      She was a Jehovah's Witness, and prior to her incapacity had exercised an explicit advance directive that she was not to have a feeding tube under any circumstances nor receive intravenous hydration to prolong her life. She named one of her daughters as her durable power of attorney (POA) to make additional decisions on her behalf.
      She required assistance with all basic activities of daily living and was fed by facility staff. Over the past 2 years, she lost the ability to communicate with words. She became gradually less alert, and spent more and more time asleep. She became bedbound. Her weight remained stable.
      Throughout her nursing facility residence, her family was attentive to her needs and mindful of her advance directive. They attended care conferences and communicated regularly with her attending physician. As her condition declined, her family decided to focus on comfort care and to avoid hospitalization.
      On three occasions, she had experienced what appeared to be acute strokes with loss of neurological function, decreased alertness, and reduced oral intake. In each instance, the facility's speech therapist contacted the POA directly and recommended intravenous hydration and possibly a feeding tube. In each instance, however, the patient's condition returned to baseline within a day, without initiation of intravenous fluid.

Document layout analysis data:
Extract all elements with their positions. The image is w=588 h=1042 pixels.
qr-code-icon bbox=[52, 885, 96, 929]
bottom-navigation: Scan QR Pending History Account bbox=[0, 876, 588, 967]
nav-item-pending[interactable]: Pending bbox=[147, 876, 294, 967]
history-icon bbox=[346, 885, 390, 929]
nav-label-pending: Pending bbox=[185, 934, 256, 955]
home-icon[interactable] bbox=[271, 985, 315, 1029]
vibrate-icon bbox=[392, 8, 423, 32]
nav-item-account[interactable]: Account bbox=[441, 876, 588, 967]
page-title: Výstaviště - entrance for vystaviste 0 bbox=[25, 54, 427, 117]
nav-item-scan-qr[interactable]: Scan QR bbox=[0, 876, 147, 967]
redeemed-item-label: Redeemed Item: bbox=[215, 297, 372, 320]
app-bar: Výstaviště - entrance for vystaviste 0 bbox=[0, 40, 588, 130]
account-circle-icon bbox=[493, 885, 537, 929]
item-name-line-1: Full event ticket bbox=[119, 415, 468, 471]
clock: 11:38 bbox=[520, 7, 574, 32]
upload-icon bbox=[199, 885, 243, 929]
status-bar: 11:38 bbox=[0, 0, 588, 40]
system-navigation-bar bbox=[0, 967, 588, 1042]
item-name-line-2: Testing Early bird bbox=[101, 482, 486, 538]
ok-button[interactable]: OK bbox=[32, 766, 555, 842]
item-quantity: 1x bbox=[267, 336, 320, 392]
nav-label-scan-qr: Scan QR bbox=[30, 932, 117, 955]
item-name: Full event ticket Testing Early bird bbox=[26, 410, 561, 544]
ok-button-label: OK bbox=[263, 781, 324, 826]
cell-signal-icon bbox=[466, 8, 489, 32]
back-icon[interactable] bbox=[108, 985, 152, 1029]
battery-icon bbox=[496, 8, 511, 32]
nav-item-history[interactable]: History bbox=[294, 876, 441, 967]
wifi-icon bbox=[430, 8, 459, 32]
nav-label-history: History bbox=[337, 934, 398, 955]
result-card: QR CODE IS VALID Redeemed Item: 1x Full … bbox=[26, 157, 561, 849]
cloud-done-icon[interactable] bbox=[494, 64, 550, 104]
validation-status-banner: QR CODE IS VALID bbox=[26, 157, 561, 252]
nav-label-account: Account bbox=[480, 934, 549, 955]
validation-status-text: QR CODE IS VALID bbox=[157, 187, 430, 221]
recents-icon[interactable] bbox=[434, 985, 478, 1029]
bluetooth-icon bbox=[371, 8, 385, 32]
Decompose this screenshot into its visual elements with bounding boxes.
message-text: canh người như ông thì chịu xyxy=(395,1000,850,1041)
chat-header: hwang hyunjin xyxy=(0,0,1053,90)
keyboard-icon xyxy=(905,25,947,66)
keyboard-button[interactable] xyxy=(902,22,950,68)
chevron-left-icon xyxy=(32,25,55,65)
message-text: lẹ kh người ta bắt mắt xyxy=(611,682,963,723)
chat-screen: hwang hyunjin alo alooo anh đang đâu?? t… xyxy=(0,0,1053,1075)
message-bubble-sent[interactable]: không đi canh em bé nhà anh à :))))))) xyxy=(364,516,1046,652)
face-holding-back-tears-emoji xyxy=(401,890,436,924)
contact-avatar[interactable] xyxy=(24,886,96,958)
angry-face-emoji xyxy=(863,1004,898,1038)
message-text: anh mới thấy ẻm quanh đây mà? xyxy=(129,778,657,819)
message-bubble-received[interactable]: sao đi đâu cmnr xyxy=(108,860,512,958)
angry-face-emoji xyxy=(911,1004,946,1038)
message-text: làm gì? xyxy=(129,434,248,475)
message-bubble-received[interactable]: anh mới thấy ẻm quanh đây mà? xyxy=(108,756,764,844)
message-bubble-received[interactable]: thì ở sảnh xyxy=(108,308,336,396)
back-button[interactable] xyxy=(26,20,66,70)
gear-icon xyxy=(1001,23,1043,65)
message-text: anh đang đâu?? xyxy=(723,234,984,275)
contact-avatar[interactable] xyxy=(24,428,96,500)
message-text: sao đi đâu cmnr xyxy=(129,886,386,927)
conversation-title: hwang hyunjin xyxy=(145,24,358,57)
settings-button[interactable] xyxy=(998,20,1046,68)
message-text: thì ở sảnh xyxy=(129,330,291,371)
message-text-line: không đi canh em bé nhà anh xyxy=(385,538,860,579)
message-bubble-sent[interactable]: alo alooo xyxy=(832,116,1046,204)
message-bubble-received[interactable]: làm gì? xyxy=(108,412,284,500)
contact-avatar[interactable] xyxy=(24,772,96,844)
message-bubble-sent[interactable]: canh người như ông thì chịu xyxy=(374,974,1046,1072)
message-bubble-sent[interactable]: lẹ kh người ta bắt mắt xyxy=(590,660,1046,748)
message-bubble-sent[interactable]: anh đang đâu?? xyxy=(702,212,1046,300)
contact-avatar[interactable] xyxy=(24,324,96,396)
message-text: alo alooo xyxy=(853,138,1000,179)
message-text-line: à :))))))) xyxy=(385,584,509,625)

▶ _Task to complete_:
Please continue the case description of the nursing facility resident from the point where it stops.

▶ _Response to this task_:
      She subsequently had another neurological event, and on the basis of the speech therapist's recommendation, the family asked that intravenous fluids be started. There were several family birthdays in the coming weeks and family members wanted to avoid having her die on one of those dates.
      After more than 2 weeks there was no improvement in her condition. She was unresponsive and profoundly impaired neurologically. A family meeting was held, led by the attending physician. The family decided to forgo feeding tube placement, to consult hospice, and to discontinue the intravenous fluid. The POA indicated that it was “selfish” on their part to keep her alive, acknowledging her advance directive and adding that “she would never want to live like this.”
      The patient was enrolled in hospice. The patient's granddaughter (the daughter of the POA and a certified nursing assistant) indicated that she would like to be present at the time of death to provide personal care. For several weeks, the patient continued to decline. Death was considered imminent.
      With the POA's permission, the granddaughter arranged for a friend of hers, a reflexologist, to provide treatments for her grandmother at the facility. The practitioner did so without any appreciable improvement in the patient's condition.
      The reflexologist indicated to the granddaughter that the treatment could not work as long as the patient was dehydrated, and recommended that intravenous fluid be provided. The POA then contacted the attending physician and asked that intravenous fluids be restarted.
      The attending physician and the facility leadership team were uncomfortable restarting intravenous fluid. They felt that doing so would violate the patient's advance directive. They discussed this with the POA, who agreed but felt that it was important to maintain harmony within the family.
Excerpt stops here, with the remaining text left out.